WHAT THE EXERCISE ASKS = Every record that follows should be printed verbatim.

Stored records

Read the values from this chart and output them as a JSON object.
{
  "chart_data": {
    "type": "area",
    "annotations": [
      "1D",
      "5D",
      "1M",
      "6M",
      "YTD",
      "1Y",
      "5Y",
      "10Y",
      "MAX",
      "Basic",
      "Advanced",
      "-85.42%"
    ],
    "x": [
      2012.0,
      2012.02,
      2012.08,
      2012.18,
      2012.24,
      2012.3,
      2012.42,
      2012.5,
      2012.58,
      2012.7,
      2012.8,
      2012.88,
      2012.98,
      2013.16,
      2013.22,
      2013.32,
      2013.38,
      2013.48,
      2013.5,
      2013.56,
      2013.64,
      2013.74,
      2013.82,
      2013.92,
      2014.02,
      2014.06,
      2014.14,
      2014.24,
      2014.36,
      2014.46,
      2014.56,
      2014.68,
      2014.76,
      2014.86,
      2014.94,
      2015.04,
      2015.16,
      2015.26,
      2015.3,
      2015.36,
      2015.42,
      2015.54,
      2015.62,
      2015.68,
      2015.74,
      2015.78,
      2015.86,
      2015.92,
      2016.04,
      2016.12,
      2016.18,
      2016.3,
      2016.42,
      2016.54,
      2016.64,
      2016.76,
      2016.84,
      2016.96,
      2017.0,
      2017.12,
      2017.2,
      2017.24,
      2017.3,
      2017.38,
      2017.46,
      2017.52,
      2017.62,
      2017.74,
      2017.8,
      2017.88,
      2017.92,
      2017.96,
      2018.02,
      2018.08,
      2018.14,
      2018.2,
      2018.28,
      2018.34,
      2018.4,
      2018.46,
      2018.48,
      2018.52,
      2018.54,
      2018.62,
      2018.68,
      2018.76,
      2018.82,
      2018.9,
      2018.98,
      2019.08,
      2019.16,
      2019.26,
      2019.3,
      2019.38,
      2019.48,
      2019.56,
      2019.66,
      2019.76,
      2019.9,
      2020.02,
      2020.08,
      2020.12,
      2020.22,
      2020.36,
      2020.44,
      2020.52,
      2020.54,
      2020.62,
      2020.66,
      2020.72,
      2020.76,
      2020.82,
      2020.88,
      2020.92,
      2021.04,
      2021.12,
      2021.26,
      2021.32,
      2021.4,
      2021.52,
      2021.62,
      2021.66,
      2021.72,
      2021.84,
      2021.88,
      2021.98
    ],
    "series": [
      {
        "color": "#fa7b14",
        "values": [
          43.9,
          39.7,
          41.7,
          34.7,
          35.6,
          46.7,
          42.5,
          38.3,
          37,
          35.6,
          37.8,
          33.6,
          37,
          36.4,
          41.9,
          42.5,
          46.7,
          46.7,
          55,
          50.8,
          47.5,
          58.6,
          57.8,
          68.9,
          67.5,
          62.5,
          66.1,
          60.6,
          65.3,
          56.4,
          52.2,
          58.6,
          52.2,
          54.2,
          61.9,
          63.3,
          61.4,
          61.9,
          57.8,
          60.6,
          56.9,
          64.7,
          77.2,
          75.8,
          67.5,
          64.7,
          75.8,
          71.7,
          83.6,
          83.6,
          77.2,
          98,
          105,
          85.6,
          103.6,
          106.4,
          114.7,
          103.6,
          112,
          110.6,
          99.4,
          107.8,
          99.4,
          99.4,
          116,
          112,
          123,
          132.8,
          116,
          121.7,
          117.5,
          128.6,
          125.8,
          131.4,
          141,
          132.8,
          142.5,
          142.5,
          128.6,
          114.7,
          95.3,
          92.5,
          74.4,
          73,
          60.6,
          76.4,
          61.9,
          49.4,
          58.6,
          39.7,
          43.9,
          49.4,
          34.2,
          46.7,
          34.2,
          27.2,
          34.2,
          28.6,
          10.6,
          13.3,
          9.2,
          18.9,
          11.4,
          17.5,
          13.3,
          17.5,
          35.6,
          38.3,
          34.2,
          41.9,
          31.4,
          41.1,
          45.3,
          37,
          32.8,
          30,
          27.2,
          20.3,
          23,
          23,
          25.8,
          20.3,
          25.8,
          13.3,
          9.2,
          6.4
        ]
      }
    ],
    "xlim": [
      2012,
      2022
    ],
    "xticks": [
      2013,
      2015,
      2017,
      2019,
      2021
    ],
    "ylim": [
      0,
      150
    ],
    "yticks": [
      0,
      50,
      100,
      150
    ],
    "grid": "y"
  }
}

COMPLETE ANSWER =
Read the values from this chart and output them as a JSON object.
{
  "chart_data": {
    "type": "area",
    "annotations": [
      "1D",
      "5D",
      "1M",
      "6M",
      "YTD",
      "1Y",
      "5Y",
      "10Y",
      "MAX",
      "Basic",
      "Advanced",
      "-85.42%"
    ],
    "x": [
      2012.0,
      2012.02,
      2012.08,
      2012.18,
      2012.24,
      2012.3,
      2012.42,
      2012.5,
      2012.58,
      2012.7,
      2012.8,
      2012.88,
      2012.98,
      2013.16,
      2013.22,
      2013.32,
      2013.38,
      2013.48,
      2013.5,
      2013.56,
      2013.64,
      2013.74,
      2013.82,
      2013.92,
      2014.02,
      2014.06,
      2014.14,
      2014.24,
      2014.36,
      2014.46,
      2014.56,
      2014.68,
      2014.76,
      2014.86,
      2014.94,
      2015.04,
      2015.16,
      2015.26,
      2015.3,
      2015.36,
      2015.42,
      2015.54,
      2015.62,
      2015.68,
      2015.74,
      2015.78,
      2015.86,
      2015.92,
      2016.04,
      2016.12,
      2016.18,
      2016.3,
      2016.42,
      2016.54,
      2016.64,
      2016.76,
      2016.84,
      2016.96,
      2017.0,
      2017.12,
      2017.2,
      2017.24,
      2017.3,
      2017.38,
      2017.46,
      2017.52,
      2017.62,
      2017.74,
      2017.8,
      2017.88,
      2017.92,
      2017.96,
      2018.02,
      2018.08,
      2018.14,
      2018.2,
      2018.28,
      2018.34,
      2018.4,
      2018.46,
      2018.48,
      2018.52,
      2018.54,
      2018.62,
      2018.68,
      2018.76,
      2018.82,
      2018.9,
      2018.98,
      2019.08,
      2019.16,
      2019.26,
      2019.3,
      2019.38,
      2019.48,
      2019.56,
      2019.66,
      2019.76,
      2019.9,
      2020.02,
      2020.08,
      2020.12,
      2020.22,
      2020.36,
      2020.44,
      2020.52,
      2020.54,
      2020.62,
      2020.66,
      2020.72,
      2020.76,
      2020.82,
      2020.88,
      2020.92,
      2021.04,
      2021.12,
      2021.26,
      2021.32,
      2021.4,
      2021.52,
      2021.62,
      2021.66,
      2021.72,
      2021.84,
      2021.88,
      2021.98
    ],
    "series": [
      {
        "color": "#fa7b14",
        "values": [
          43.9,
          39.7,
          41.7,
          34.7,
          35.6,
          46.7,
          42.5,
          38.3,
          37,
          35.6,
          37.8,
          33.6,
          37,
          36.4,
          41.9,
          42.5,
          46.7,
          46.7,
          55,
          50.8,
          47.5,
          58.6,
          57.8,
          68.9,
          67.5,
          62.5,
          66.1,
          60.6,
          65.3,
          56.4,
          52.2,
          58.6,
          52.2,
          54.2,
          61.9,
          63.3,
          61.4,
          61.9,
          57.8,
          60.6,
          56.9,
          64.7,
          77.2,
          75.8,
          67.5,
          64.7,
          75.8,
          71.7,
          83.6,
          83.6,
          77.2,
          98,
          105,
          85.6,
          103.6,
          106.4,
          114.7,
          103.6,
          112,
          110.6,
          99.4,
          107.8,
          99.4,
          99.4,
          116,
          112,
          123,
          132.8,
          116,
          121.7,
          117.5,
          128.6,
          125.8,
          131.4,
          141,
          132.8,
          142.5,
          142.5,
          128.6,
          114.7,
          95.3,
          92.5,
          74.4,
          73,
          60.6,
          76.4,
          61.9,
          49.4,
          58.6,
          39.7,
          43.9,
          49.4,
          34.2,
          46.7,
          34.2,
          27.2,
          34.2,
          28.6,
          10.6,
          13.3,
          9.2,
          18.9,
          11.4,
          17.5,
          13.3,
          17.5,
          35.6,
          38.3,
          34.2,
          41.9,
          31.4,
          41.1,
          45.3,
          37,
          32.8,
          30,
          27.2,
          20.3,
          23,
          23,
          25.8,
          20.3,
          25.8,
          13.3,
          9.2,
          6.4
        ]
      }
    ],
    "xlim": [
      2012,
      2022
    ],
    "xticks": [
      2013,
      2015,
      2017,
      2019,
      2021
    ],
    "ylim": [
      0,
      150
    ],
    "yticks": [
      0,
      50,
      100,
      150
    ],
    "grid": "y"
  }
}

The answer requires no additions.